◆ Requirement:
Repeat each entry as written, dropping any picture you find.

◆ Available records:
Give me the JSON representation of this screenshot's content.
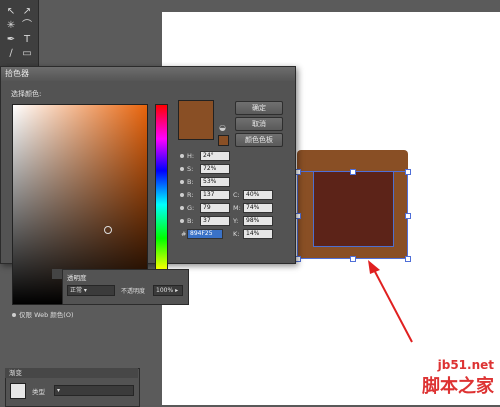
{
  "dialog": {
    "title": "拾色器",
    "select_label": "选择颜色:",
    "ok": "确定",
    "cancel": "取消",
    "swatches": "颜色色板",
    "web_only": "仅限 Web 颜色(O)",
    "current_color": "#894F25",
    "fields": [
      {
        "label": "H:",
        "value": "24°"
      },
      {
        "label": "S:",
        "value": "72%"
      },
      {
        "label": "B:",
        "value": "53%"
      },
      {
        "label": "R:",
        "value": "137"
      },
      {
        "label": "G:",
        "value": "79"
      },
      {
        "label": "B:",
        "value": "37"
      }
    ],
    "cmyk": [
      {
        "label": "C:",
        "value": "40%"
      },
      {
        "label": "M:",
        "value": "74%"
      },
      {
        "label": "Y:",
        "value": "98%"
      },
      {
        "label": "K:",
        "value": "14%"
      }
    ],
    "hex_prefix": "#",
    "hex_value": "894F25"
  },
  "transparency": {
    "tab": "透明度",
    "blend_mode": "正常",
    "opacity_label": "不透明度",
    "opacity_value": "100%"
  },
  "gradient": {
    "tab": "渐变",
    "type_label": "类型"
  },
  "watermark": {
    "line1": "jb51.net",
    "line2": "脚本之家"
  }
}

◆ Answer for this exercise:
Give me the JSON representation of this screenshot's content.
{
  "dialog": {
    "title": "拾色器",
    "select_label": "选择颜色:",
    "ok": "确定",
    "cancel": "取消",
    "swatches": "颜色色板",
    "web_only": "仅限 Web 颜色(O)",
    "current_color": "#894F25",
    "fields": [
      {
        "label": "H:",
        "value": "24°"
      },
      {
        "label": "S:",
        "value": "72%"
      },
      {
        "label": "B:",
        "value": "53%"
      },
      {
        "label": "R:",
        "value": "137"
      },
      {
        "label": "G:",
        "value": "79"
      },
      {
        "label": "B:",
        "value": "37"
      }
    ],
    "cmyk": [
      {
        "label": "C:",
        "value": "40%"
      },
      {
        "label": "M:",
        "value": "74%"
      },
      {
        "label": "Y:",
        "value": "98%"
      },
      {
        "label": "K:",
        "value": "14%"
      }
    ],
    "hex_prefix": "#",
    "hex_value": "894F25"
  },
  "transparency": {
    "tab": "透明度",
    "blend_mode": "正常",
    "opacity_label": "不透明度",
    "opacity_value": "100%"
  },
  "gradient": {
    "tab": "渐变",
    "type_label": "类型"
  },
  "watermark": {
    "line1": "jb51.net",
    "line2": "脚本之家"
  }
}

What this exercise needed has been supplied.